Work to be completed: Transcribe the records in full, keeping every character as it is.

--- start of Listed entries ---

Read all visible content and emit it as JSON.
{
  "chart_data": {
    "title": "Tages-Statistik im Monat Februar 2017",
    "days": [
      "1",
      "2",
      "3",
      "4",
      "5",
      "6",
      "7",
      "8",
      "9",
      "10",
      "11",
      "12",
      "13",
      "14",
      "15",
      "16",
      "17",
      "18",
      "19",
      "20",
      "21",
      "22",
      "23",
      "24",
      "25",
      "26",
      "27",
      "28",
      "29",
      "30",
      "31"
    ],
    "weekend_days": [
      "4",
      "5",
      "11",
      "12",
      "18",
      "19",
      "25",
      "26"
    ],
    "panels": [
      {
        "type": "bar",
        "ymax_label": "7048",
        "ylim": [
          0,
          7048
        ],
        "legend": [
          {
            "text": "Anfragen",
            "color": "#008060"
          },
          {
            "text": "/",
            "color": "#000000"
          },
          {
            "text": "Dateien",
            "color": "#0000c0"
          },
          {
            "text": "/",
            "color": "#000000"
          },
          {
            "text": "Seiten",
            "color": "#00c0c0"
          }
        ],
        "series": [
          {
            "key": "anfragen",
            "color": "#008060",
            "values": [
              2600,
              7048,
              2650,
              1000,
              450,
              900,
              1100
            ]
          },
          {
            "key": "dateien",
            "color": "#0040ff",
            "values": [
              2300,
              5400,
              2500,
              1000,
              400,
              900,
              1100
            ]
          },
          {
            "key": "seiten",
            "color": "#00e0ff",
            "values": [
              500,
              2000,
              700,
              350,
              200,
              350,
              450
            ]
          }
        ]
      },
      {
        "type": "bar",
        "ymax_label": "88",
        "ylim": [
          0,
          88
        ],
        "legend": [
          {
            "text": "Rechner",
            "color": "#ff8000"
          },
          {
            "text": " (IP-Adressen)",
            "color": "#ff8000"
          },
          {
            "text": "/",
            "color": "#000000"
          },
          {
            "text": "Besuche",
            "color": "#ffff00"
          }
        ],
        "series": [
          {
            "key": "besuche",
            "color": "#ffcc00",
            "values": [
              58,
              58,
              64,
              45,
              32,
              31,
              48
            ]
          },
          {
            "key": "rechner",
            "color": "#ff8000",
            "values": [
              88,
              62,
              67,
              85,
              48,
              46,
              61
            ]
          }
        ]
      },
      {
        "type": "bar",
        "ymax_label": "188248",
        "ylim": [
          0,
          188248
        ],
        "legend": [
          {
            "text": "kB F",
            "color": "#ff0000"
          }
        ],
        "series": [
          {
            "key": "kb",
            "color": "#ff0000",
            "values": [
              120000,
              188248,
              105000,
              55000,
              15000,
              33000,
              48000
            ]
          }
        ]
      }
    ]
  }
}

--- end of Listed entries ---

Correct answer:
Read all visible content and emit it as JSON.
{
  "chart_data": {
    "title": "Tages-Statistik im Monat Februar 2017",
    "days": [
      "1",
      "2",
      "3",
      "4",
      "5",
      "6",
      "7",
      "8",
      "9",
      "10",
      "11",
      "12",
      "13",
      "14",
      "15",
      "16",
      "17",
      "18",
      "19",
      "20",
      "21",
      "22",
      "23",
      "24",
      "25",
      "26",
      "27",
      "28",
      "29",
      "30",
      "31"
    ],
    "weekend_days": [
      "4",
      "5",
      "11",
      "12",
      "18",
      "19",
      "25",
      "26"
    ],
    "panels": [
      {
        "type": "bar",
        "ymax_label": "7048",
        "ylim": [
          0,
          7048
        ],
        "legend": [
          {
            "text": "Anfragen",
            "color": "#008060"
          },
          {
            "text": "/",
            "color": "#000000"
          },
          {
            "text": "Dateien",
            "color": "#0000c0"
          },
          {
            "text": "/",
            "color": "#000000"
          },
          {
            "text": "Seiten",
            "color": "#00c0c0"
          }
        ],
        "series": [
          {
            "key": "anfragen",
            "color": "#008060",
            "values": [
              2600,
              7048,
              2650,
              1000,
              450,
              900,
              1100
            ]
          },
          {
            "key": "dateien",
            "color": "#0040ff",
            "values": [
              2300,
              5400,
              2500,
              1000,
              400,
              900,
              1100
            ]
          },
          {
            "key": "seiten",
            "color": "#00e0ff",
            "values": [
              500,
              2000,
              700,
              350,
              200,
              350,
              450
            ]
          }
        ]
      },
      {
        "type": "bar",
        "ymax_label": "88",
        "ylim": [
          0,
          88
        ],
        "legend": [
          {
            "text": "Rechner",
            "color": "#ff8000"
          },
          {
            "text": " (IP-Adressen)",
            "color": "#ff8000"
          },
          {
            "text": "/",
            "color": "#000000"
          },
          {
            "text": "Besuche",
            "color": "#ffff00"
          }
        ],
        "series": [
          {
            "key": "besuche",
            "color": "#ffcc00",
            "values": [
              58,
              58,
              64,
              45,
              32,
              31,
              48
            ]
          },
          {
            "key": "rechner",
            "color": "#ff8000",
            "values": [
              88,
              62,
              67,
              85,
              48,
              46,
              61
            ]
          }
        ]
      },
      {
        "type": "bar",
        "ymax_label": "188248",
        "ylim": [
          0,
          188248
        ],
        "legend": [
          {
            "text": "kB F",
            "color": "#ff0000"
          }
        ],
        "series": [
          {
            "key": "kb",
            "color": "#ff0000",
            "values": [
              120000,
              188248,
              105000,
              55000,
              15000,
              33000,
              48000
            ]
          }
        ]
      }
    ]
  }
}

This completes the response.